● Work to be completed
Find the number of lines containing the string "text" in the data. Answer with the number by itself.

● Entries provided
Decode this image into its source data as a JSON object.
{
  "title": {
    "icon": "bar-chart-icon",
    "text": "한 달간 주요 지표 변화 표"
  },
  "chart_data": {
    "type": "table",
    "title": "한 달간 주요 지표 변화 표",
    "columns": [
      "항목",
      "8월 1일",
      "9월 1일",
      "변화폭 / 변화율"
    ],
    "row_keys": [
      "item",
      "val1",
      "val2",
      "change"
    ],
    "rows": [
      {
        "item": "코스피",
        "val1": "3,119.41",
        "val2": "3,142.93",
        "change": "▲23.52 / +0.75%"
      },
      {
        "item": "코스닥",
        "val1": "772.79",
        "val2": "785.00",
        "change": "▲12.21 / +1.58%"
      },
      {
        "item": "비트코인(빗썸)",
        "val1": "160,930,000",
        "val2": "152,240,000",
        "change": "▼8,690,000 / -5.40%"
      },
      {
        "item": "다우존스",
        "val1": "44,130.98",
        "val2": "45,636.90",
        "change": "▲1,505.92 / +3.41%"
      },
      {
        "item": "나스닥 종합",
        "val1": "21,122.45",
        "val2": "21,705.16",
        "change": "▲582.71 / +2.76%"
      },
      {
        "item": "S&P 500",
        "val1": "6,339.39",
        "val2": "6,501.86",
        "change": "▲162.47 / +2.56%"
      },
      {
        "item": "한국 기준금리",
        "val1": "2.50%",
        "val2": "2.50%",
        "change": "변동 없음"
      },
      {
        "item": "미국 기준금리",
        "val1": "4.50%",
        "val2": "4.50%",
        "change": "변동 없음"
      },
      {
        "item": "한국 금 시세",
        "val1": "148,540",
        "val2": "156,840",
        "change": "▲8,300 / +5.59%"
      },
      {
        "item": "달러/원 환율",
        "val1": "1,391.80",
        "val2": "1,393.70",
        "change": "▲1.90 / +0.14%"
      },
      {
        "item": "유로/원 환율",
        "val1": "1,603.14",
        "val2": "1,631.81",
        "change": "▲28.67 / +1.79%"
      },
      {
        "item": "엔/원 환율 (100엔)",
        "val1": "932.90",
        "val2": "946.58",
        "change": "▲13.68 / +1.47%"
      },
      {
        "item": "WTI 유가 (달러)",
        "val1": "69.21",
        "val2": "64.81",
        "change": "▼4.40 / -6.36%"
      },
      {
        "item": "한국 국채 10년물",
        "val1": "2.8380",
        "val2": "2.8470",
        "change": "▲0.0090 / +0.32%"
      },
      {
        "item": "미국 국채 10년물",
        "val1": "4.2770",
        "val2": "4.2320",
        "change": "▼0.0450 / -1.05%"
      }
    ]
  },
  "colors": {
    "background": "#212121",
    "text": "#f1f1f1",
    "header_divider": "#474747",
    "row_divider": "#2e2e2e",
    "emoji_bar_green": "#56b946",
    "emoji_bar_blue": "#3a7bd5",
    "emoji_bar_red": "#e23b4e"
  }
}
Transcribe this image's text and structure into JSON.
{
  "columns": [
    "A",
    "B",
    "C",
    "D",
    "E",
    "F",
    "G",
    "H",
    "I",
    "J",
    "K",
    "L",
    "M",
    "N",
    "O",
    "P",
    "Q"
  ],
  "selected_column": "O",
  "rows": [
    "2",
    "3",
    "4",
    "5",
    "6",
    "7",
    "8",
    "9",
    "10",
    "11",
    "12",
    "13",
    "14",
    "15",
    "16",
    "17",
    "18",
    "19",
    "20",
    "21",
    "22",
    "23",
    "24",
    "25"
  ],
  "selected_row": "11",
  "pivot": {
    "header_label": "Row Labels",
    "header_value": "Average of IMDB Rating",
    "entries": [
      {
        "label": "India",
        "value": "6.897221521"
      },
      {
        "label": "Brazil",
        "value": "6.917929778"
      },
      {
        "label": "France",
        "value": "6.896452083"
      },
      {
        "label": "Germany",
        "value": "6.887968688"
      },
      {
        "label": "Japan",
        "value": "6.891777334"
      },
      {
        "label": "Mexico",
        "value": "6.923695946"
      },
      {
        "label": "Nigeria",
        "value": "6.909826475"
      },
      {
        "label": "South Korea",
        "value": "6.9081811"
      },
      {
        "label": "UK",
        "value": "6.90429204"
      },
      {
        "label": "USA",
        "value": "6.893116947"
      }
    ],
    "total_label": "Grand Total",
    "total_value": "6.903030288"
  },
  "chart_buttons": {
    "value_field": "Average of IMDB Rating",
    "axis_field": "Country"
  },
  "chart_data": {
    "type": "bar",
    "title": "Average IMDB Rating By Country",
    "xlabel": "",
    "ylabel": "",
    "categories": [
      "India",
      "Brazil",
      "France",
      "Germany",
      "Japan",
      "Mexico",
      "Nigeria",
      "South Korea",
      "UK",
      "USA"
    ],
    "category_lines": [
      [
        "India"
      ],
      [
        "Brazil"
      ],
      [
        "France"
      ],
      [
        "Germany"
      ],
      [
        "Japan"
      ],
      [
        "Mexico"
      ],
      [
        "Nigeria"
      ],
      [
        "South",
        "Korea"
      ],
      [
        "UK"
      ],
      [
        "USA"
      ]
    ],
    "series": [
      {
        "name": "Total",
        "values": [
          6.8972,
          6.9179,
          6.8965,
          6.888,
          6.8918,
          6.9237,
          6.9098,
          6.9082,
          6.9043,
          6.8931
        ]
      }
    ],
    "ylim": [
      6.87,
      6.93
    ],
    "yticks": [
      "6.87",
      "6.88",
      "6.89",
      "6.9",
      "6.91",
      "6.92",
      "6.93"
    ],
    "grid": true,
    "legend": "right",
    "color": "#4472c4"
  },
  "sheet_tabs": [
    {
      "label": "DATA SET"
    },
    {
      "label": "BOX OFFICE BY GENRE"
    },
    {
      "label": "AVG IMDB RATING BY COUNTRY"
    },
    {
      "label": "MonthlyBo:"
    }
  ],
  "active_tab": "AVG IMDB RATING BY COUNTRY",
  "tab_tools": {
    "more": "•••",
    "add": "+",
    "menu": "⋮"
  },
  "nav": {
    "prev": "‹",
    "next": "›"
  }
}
--
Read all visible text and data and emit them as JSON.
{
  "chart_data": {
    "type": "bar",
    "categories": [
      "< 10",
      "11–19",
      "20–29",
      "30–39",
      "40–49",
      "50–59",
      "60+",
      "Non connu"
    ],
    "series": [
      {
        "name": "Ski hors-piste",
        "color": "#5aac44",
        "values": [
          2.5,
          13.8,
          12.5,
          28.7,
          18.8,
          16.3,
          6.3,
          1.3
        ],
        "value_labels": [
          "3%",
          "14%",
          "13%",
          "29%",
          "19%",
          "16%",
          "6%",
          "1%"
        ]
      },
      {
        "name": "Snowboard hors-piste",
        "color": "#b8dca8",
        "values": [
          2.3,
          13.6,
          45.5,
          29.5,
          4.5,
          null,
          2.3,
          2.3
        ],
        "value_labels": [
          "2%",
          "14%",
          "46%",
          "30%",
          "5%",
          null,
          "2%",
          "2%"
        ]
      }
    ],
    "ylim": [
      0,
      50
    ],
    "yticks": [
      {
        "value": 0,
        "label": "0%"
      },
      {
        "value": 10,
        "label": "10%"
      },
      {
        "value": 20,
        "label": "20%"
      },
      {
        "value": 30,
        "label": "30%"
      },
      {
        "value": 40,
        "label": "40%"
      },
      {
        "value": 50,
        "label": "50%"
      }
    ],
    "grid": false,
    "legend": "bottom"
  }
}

● Written response
4